Convert the lines in the records starting at the one containing "column-header-change-pct: 騰落率 (787, 117, 847, 141)" and ending at the one containing "market-close: 2674.56 (308, 457, 531, 521)", both included, into a JSON list of strings with one string per line. Leave out any blank lines.

→ **INFORMATION PROVIDED**:
────────────────────────────────────────

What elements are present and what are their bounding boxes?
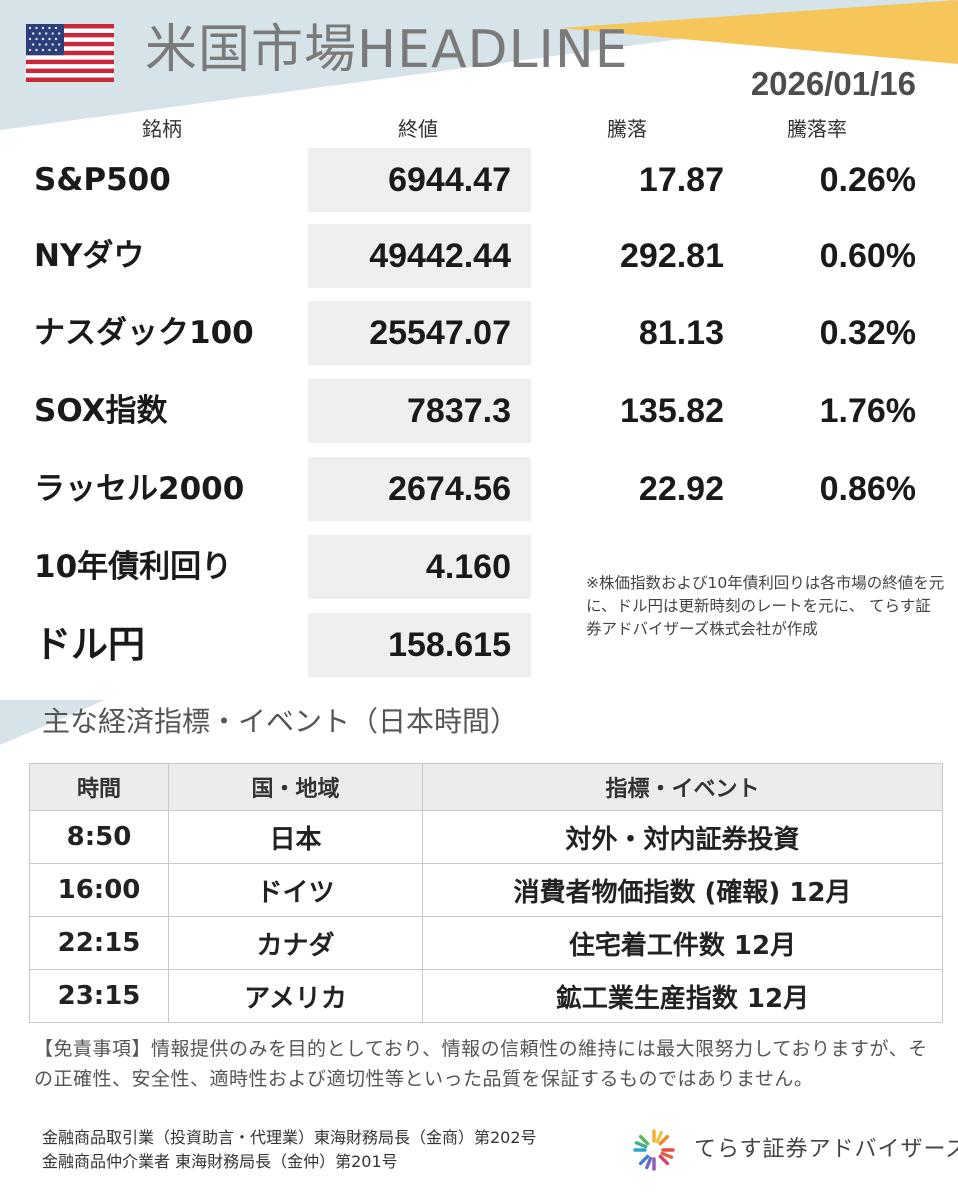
column-header-change-pct: 騰落率 (787, 117, 847, 141)
market-close: 25547.07 (308, 301, 531, 365)
events-header-region: 国・地域 (168, 763, 423, 811)
market-change: 81.13 (638, 314, 724, 352)
company-logo: てらす証券アドバイザーズ (632, 1128, 958, 1172)
legal-registration: 金融商品取引業（投資助言・代理業）東海財務局長（金商）第202号 金融商品仲介業… (42, 1126, 537, 1174)
market-name: ナスダック100 (34, 315, 254, 351)
event-name: 住宅着工件数 12月 (422, 916, 943, 970)
market-row: NYダウ 49442.44 292.81 0.60% (0, 224, 958, 288)
market-close: 7837.3 (308, 379, 531, 443)
table-row: 8:50 日本 対外・対内証券投資 (29, 810, 943, 864)
market-change-pct: 0.86% (819, 470, 916, 508)
market-close: 6944.47 (308, 148, 531, 212)
market-row: ナスダック100 25547.07 81.13 0.32% (0, 301, 958, 365)
market-close: 49442.44 (308, 224, 531, 288)
market-change: 17.87 (638, 161, 724, 199)
us-flag-icon (26, 24, 114, 82)
table-row: 23:15 アメリカ 鉱工業生産指数 12月 (29, 969, 943, 1023)
market-row: 10年債利回り 4.160 (0, 535, 958, 599)
event-name: 消費者物価指数 (確報) 12月 (422, 863, 943, 917)
events-header-row: 時間 国・地域 指標・イベント (29, 763, 943, 811)
market-change-pct: 0.60% (819, 237, 916, 275)
legal-line: 金融商品仲介業者 東海財務局長（金仲）第201号 (42, 1152, 398, 1171)
market-change: 292.81 (620, 237, 724, 275)
column-header-close: 終値 (398, 117, 438, 141)
market-change: 22.92 (638, 470, 724, 508)
sunburst-logo-icon (633, 1129, 675, 1171)
column-header-change: 騰落 (607, 117, 647, 141)
events-header-event: 指標・イベント (422, 763, 943, 811)
table-row: 16:00 ドイツ 消費者物価指数 (確報) 12月 (29, 863, 943, 917)
market-row: S&P500 6944.47 17.87 0.26% (0, 148, 958, 212)
market-row: ドル円 158.615 (0, 613, 958, 677)
market-name: ドル円 (34, 623, 145, 666)
market-close: 2674.56 (308, 457, 531, 521)
market-change-pct: 0.26% (819, 161, 916, 199)
event-time: 16:00 (29, 863, 169, 917)
event-time: 23:15 (29, 969, 169, 1023)
events-header-time: 時間 (29, 763, 169, 811)
event-region: カナダ (168, 916, 423, 970)
market-close: 158.615 (308, 613, 531, 677)
market-change: 135.82 (620, 392, 724, 430)
market-row: SOX指数 7837.3 135.82 1.76% (0, 379, 958, 443)
market-row: ラッセル2000 2674.56 22.92 0.86% (0, 457, 958, 521)
market-name: 10年債利回り (34, 549, 233, 585)
report-date: 2026/01/16 (750, 65, 916, 102)
market-name: NYダウ (34, 238, 145, 274)
event-region: アメリカ (168, 969, 423, 1023)
table-row: 22:15 カナダ 住宅着工件数 12月 (29, 916, 943, 970)
event-time: 8:50 (29, 810, 169, 864)
disclaimer: 【免責事項】情報提供のみを目的としており、情報の信頼性の維持には最大限努力してお… (34, 1038, 928, 1090)
market-name: SOX指数 (34, 393, 168, 429)
event-time: 22:15 (29, 916, 169, 970)
market-close: 4.160 (308, 535, 531, 599)
legal-line: 金融商品取引業（投資助言・代理業）東海財務局長（金商）第202号 (42, 1128, 537, 1147)
event-region: 日本 (168, 810, 423, 864)
column-header-name: 銘柄 (142, 117, 182, 141)
events-table: 時間 国・地域 指標・イベント 8:50 日本 対外・対内証券投資 16:00 … (29, 763, 943, 1023)
logo-text: てらす証券アドバイザーズ (694, 1137, 958, 1162)
event-name: 対外・対内証券投資 (422, 810, 943, 864)
market-name: S&P500 (34, 162, 171, 198)
page-title: 米国市場HEADLINE (145, 20, 629, 80)
event-name: 鉱工業生産指数 12月 (422, 969, 943, 1023)
events-section-title: 主な経済指標・イベント（日本時間） (42, 705, 519, 738)
market-change-pct: 1.76% (819, 392, 916, 430)
market-name: ラッセル2000 (34, 471, 245, 507)
market-change-pct: 0.32% (819, 314, 916, 352)
event-region: ドイツ (168, 863, 423, 917)
source-note: ※株価指数および10年債利回りは各市場の終値を元に、ドル円は更新時刻のレートを元… (586, 574, 945, 638)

────────────────────────────────────────

→ **WRITTEN RESPONSE**:
[
  "column-header-change-pct: 騰落率 (787, 117, 847, 141)",
  "market-close: 25547.07 (308, 301, 531, 365)",
  "events-header-region: 国・地域 (168, 763, 423, 811)",
  "market-change: 81.13 (638, 314, 724, 352)",
  "company-logo: てらす証券アドバイザーズ (632, 1128, 958, 1172)",
  "legal-registration: 金融商品取引業（投資助言・代理業）東海財務局長（金商）第202号 金融商品仲介業… (42, 1126, 537, 1174)",
  "market-name: ナスダック100 (34, 315, 254, 351)",
  "event-name: 住宅着工件数 12月 (422, 916, 943, 970)",
  "market-row: NYダウ 49442.44 292.81 0.60% (0, 224, 958, 288)",
  "market-close: 7837.3 (308, 379, 531, 443)",
  "table-row: 8:50 日本 対外・対内証券投資 (29, 810, 943, 864)",
  "market-change-pct: 0.86% (819, 470, 916, 508)",
  "market-close: 6944.47 (308, 148, 531, 212)",
  "market-row: ナスダック100 25547.07 81.13 0.32% (0, 301, 958, 365)",
  "market-close: 49442.44 (308, 224, 531, 288)",
  "market-change: 17.87 (638, 161, 724, 199)",
  "us-flag-icon (26, 24, 114, 82)",
  "table-row: 23:15 アメリカ 鉱工業生産指数 12月 (29, 969, 943, 1023)",
  "market-row: 10年債利回り 4.160 (0, 535, 958, 599)",
  "event-name: 消費者物価指数 (確報) 12月 (422, 863, 943, 917)",
  "events-header-row: 時間 国・地域 指標・イベント (29, 763, 943, 811)",
  "market-change-pct: 0.60% (819, 237, 916, 275)",
  "legal-line: 金融商品仲介業者 東海財務局長（金仲）第201号 (42, 1152, 398, 1171)",
  "market-change: 292.81 (620, 237, 724, 275)",
  "column-header-close: 終値 (398, 117, 438, 141)",
  "market-change: 22.92 (638, 470, 724, 508)",
  "sunburst-logo-icon (633, 1129, 675, 1171)",
  "column-header-change: 騰落 (607, 117, 647, 141)",
  "events-header-event: 指標・イベント (422, 763, 943, 811)",
  "table-row: 16:00 ドイツ 消費者物価指数 (確報) 12月 (29, 863, 943, 917)",
  "market-row: S&P500 6944.47 17.87 0.26% (0, 148, 958, 212)",
  "market-row: ドル円 158.615 (0, 613, 958, 677)",
  "market-name: ドル円 (34, 623, 145, 666)",
  "market-close: 2674.56 (308, 457, 531, 521)"
]